A block of data:

* start *

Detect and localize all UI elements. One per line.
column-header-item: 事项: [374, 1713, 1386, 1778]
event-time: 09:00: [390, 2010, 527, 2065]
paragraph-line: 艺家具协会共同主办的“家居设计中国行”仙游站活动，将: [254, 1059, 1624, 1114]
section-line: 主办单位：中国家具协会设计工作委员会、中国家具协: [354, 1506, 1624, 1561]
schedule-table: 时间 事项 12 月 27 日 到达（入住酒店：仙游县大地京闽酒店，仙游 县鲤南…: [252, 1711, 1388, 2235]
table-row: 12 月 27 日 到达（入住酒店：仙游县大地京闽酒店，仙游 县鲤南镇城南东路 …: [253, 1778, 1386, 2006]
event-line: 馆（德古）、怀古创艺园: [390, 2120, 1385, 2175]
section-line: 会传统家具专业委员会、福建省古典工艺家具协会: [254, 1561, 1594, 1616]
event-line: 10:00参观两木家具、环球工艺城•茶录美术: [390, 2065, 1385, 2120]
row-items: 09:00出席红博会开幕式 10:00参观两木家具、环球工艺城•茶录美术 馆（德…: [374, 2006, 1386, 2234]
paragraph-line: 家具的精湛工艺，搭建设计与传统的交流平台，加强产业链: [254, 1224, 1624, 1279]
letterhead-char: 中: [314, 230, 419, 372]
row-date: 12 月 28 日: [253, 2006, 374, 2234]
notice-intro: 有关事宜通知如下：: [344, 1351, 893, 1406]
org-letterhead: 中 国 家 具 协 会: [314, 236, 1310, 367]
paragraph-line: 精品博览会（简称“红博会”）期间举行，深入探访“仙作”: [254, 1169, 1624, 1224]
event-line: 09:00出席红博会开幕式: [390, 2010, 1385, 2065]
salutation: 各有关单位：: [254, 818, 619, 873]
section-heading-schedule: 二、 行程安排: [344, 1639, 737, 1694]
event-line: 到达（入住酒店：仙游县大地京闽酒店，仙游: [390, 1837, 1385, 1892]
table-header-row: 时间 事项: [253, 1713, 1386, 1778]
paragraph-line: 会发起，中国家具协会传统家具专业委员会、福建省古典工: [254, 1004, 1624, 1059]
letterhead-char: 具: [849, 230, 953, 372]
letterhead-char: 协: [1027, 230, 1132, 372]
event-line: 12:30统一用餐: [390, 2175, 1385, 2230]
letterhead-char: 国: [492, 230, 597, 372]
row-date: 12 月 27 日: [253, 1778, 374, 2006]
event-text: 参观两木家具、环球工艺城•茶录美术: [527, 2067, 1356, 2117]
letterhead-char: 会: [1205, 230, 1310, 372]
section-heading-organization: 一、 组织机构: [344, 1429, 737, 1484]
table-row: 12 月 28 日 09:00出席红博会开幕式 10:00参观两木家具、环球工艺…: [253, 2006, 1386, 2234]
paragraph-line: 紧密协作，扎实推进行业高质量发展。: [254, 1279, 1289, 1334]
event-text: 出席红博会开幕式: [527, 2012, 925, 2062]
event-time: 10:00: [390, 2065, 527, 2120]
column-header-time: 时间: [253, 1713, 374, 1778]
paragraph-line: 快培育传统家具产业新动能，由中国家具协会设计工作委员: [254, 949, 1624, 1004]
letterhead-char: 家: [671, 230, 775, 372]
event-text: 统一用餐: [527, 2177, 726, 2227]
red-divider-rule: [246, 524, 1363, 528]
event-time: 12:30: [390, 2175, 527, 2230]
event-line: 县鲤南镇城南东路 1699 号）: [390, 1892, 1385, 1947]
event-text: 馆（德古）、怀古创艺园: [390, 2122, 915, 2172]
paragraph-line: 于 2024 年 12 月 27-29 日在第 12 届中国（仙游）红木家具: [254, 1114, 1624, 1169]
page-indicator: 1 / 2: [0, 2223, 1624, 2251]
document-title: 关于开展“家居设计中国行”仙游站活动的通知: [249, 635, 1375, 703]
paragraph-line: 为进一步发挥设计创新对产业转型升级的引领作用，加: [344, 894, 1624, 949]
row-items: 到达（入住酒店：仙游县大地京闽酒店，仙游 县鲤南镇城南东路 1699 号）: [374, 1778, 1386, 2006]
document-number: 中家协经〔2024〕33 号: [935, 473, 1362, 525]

* end *

▸ Required work
Copy out these lines again without any changes.

▸ Full answer
Detect and localize all UI elements. One per line.
column-header-item: 事项: [374, 1713, 1386, 1778]
event-time: 09:00: [390, 2010, 527, 2065]
paragraph-line: 艺家具协会共同主办的“家居设计中国行”仙游站活动，将: [254, 1059, 1624, 1114]
section-line: 主办单位：中国家具协会设计工作委员会、中国家具协: [354, 1506, 1624, 1561]
schedule-table: 时间 事项 12 月 27 日 到达（入住酒店：仙游县大地京闽酒店，仙游 县鲤南…: [252, 1711, 1388, 2235]
table-row: 12 月 27 日 到达（入住酒店：仙游县大地京闽酒店，仙游 县鲤南镇城南东路 …: [253, 1778, 1386, 2006]
event-line: 馆（德古）、怀古创艺园: [390, 2120, 1385, 2175]
section-line: 会传统家具专业委员会、福建省古典工艺家具协会: [254, 1561, 1594, 1616]
event-line: 10:00参观两木家具、环球工艺城•茶录美术: [390, 2065, 1385, 2120]
row-items: 09:00出席红博会开幕式 10:00参观两木家具、环球工艺城•茶录美术 馆（德…: [374, 2006, 1386, 2234]
paragraph-line: 家具的精湛工艺，搭建设计与传统的交流平台，加强产业链: [254, 1224, 1624, 1279]
letterhead-char: 中: [314, 230, 419, 372]
row-date: 12 月 28 日: [253, 2006, 374, 2234]
notice-intro: 有关事宜通知如下：: [344, 1351, 893, 1406]
org-letterhead: 中 国 家 具 协 会: [314, 236, 1310, 367]
paragraph-line: 精品博览会（简称“红博会”）期间举行，深入探访“仙作”: [254, 1169, 1624, 1224]
event-line: 09:00出席红博会开幕式: [390, 2010, 1385, 2065]
salutation: 各有关单位：: [254, 818, 619, 873]
section-heading-schedule: 二、 行程安排: [344, 1639, 737, 1694]
event-line: 到达（入住酒店：仙游县大地京闽酒店，仙游: [390, 1837, 1385, 1892]
table-header-row: 时间 事项: [253, 1713, 1386, 1778]
paragraph-line: 会发起，中国家具协会传统家具专业委员会、福建省古典工: [254, 1004, 1624, 1059]
letterhead-char: 具: [849, 230, 953, 372]
letterhead-char: 协: [1027, 230, 1132, 372]
event-line: 12:30统一用餐: [390, 2175, 1385, 2230]
letterhead-char: 国: [492, 230, 597, 372]
row-date: 12 月 27 日: [253, 1778, 374, 2006]
event-text: 参观两木家具、环球工艺城•茶录美术: [527, 2067, 1356, 2117]
letterhead-char: 会: [1205, 230, 1310, 372]
section-heading-organization: 一、 组织机构: [344, 1429, 737, 1484]
table-row: 12 月 28 日 09:00出席红博会开幕式 10:00参观两木家具、环球工艺…: [253, 2006, 1386, 2234]
paragraph-line: 紧密协作，扎实推进行业高质量发展。: [254, 1279, 1289, 1334]
event-text: 出席红博会开幕式: [527, 2012, 925, 2062]
event-time: 10:00: [390, 2065, 527, 2120]
column-header-time: 时间: [253, 1713, 374, 1778]
paragraph-line: 快培育传统家具产业新动能，由中国家具协会设计工作委员: [254, 949, 1624, 1004]
letterhead-char: 家: [671, 230, 775, 372]
event-text: 统一用餐: [527, 2177, 726, 2227]
red-divider-rule: [246, 524, 1363, 528]
event-time: 12:30: [390, 2175, 527, 2230]
event-line: 县鲤南镇城南东路 1699 号）: [390, 1892, 1385, 1947]
event-text: 馆（德古）、怀古创艺园: [390, 2122, 915, 2172]
paragraph-line: 于 2024 年 12 月 27-29 日在第 12 届中国（仙游）红木家具: [254, 1114, 1624, 1169]
page-indicator: 1 / 2: [0, 2223, 1624, 2251]
document-title: 关于开展“家居设计中国行”仙游站活动的通知: [249, 635, 1375, 703]
paragraph-line: 为进一步发挥设计创新对产业转型升级的引领作用，加: [344, 894, 1624, 949]
row-items: 到达（入住酒店：仙游县大地京闽酒店，仙游 县鲤南镇城南东路 1699 号）: [374, 1778, 1386, 2006]
document-number: 中家协经〔2024〕33 号: [935, 473, 1362, 525]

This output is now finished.